__Exercise task__: Each of the entries should be retyped precisely as it appears.
======== Stored records
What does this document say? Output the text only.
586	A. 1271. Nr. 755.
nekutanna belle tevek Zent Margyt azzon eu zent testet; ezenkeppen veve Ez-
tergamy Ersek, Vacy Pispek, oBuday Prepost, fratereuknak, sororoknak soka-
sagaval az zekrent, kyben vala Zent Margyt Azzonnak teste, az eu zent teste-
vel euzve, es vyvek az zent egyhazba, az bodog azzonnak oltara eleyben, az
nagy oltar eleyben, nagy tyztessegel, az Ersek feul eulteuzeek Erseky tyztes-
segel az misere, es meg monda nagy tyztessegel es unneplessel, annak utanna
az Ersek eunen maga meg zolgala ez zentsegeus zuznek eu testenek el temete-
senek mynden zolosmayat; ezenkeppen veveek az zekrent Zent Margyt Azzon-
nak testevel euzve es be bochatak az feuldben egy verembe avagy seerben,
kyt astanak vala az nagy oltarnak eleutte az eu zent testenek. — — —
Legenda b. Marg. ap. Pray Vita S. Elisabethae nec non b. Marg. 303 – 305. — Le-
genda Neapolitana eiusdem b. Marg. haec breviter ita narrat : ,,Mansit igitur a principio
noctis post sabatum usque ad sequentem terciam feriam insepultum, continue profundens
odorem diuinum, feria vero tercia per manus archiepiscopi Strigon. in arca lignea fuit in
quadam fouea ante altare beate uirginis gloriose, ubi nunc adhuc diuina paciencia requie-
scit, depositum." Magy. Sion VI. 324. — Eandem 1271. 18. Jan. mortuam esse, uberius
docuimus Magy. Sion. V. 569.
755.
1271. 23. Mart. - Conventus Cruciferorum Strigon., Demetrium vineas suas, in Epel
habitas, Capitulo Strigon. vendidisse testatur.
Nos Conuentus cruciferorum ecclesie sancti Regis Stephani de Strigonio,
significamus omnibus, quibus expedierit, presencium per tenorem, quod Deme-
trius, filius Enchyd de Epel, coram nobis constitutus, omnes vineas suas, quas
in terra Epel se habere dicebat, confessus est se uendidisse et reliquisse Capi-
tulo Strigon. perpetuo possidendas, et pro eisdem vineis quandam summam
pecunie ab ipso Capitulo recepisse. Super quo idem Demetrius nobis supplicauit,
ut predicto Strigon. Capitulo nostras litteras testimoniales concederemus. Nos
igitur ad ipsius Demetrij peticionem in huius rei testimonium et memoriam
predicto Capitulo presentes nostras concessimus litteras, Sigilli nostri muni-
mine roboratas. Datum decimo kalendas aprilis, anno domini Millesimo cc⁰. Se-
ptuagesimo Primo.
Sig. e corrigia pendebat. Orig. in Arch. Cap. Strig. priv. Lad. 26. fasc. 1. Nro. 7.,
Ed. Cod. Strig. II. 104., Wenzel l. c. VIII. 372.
================
__Exercise response__:
What does this document say? Output the text only.
586	A. 1271. Nr. 755.
nekutanna belle tevek Zent Margyt azzon eu zent testet; ezenkeppen veve Ez-
tergamy Ersek, Vacy Pispek, oBuday Prepost, fratereuknak, sororoknak soka-
sagaval az zekrent, kyben vala Zent Margyt Azzonnak teste, az eu zent teste-
vel euzve, es vyvek az zent egyhazba, az bodog azzonnak oltara eleyben, az
nagy oltar eleyben, nagy tyztessegel, az Ersek feul eulteuzeek Erseky tyztes-
segel az misere, es meg monda nagy tyztessegel es unneplessel, annak utanna
az Ersek eunen maga meg zolgala ez zentsegeus zuznek eu testenek el temete-
senek mynden zolosmayat; ezenkeppen veveek az zekrent Zent Margyt Azzon-
nak testevel euzve es be bochatak az feuldben egy verembe avagy seerben,
kyt astanak vala az nagy oltarnak eleutte az eu zent testenek. — — —
Legenda b. Marg. ap. Pray Vita S. Elisabethae nec non b. Marg. 303 – 305. — Le-
genda Neapolitana eiusdem b. Marg. haec breviter ita narrat : ,,Mansit igitur a principio
noctis post sabatum usque ad sequentem terciam feriam insepultum, continue profundens
odorem diuinum, feria vero tercia per manus archiepiscopi Strigon. in arca lignea fuit in
quadam fouea ante altare beate uirginis gloriose, ubi nunc adhuc diuina paciencia requie-
scit, depositum." Magy. Sion VI. 324. — Eandem 1271. 18. Jan. mortuam esse, uberius
docuimus Magy. Sion. V. 569.
755.
1271. 23. Mart. - Conventus Cruciferorum Strigon., Demetrium vineas suas, in Epel
habitas, Capitulo Strigon. vendidisse testatur.
Nos Conuentus cruciferorum ecclesie sancti Regis Stephani de Strigonio,
significamus omnibus, quibus expedierit, presencium per tenorem, quod Deme-
trius, filius Enchyd de Epel, coram nobis constitutus, omnes vineas suas, quas
in terra Epel se habere dicebat, confessus est se uendidisse et reliquisse Capi-
tulo Strigon. perpetuo possidendas, et pro eisdem vineis quandam summam
pecunie ab ipso Capitulo recepisse. Super quo idem Demetrius nobis supplicauit,
ut predicto Strigon. Capitulo nostras litteras testimoniales concederemus. Nos
igitur ad ipsius Demetrij peticionem in huius rei testimonium et memoriam
predicto Capitulo presentes nostras concessimus litteras, Sigilli nostri muni-
mine roboratas. Datum decimo kalendas aprilis, anno domini Millesimo cc⁰. Se-
ptuagesimo Primo.
Sig. e corrigia pendebat. Orig. in Arch. Cap. Strig. priv. Lad. 26. fasc. 1. Nro. 7.,
Ed. Cod. Strig. II. 104., Wenzel l. c. VIII. 372.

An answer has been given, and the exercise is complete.